State how many lines in the listing below include the word "ropa", and add nothing besides the number.

..........

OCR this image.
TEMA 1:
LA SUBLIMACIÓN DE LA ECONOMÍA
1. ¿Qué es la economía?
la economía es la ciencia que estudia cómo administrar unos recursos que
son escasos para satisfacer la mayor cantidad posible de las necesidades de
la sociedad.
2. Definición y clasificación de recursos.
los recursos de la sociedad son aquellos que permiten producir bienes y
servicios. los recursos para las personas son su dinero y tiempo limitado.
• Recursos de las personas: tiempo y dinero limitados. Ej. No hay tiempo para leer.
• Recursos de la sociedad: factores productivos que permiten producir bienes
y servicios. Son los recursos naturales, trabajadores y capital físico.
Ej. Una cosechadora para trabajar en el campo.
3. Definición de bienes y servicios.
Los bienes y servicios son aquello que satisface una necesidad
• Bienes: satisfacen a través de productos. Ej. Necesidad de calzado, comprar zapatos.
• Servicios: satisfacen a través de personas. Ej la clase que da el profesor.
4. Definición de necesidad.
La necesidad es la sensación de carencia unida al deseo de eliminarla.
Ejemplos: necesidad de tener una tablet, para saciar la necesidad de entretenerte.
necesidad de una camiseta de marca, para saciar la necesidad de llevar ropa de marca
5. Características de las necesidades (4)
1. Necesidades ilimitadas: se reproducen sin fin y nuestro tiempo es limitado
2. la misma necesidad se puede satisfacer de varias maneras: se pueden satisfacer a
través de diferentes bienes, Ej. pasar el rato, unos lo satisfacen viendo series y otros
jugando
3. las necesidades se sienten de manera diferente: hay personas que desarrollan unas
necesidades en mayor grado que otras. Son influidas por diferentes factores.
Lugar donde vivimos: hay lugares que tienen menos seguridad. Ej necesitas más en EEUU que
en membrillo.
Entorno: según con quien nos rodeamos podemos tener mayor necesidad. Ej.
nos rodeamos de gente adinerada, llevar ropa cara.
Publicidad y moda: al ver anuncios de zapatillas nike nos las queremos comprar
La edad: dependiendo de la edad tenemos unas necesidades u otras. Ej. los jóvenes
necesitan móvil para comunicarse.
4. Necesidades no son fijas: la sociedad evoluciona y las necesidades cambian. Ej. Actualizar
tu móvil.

..........

▶ [SOLUTION FOR THIS EXERCISE]:
2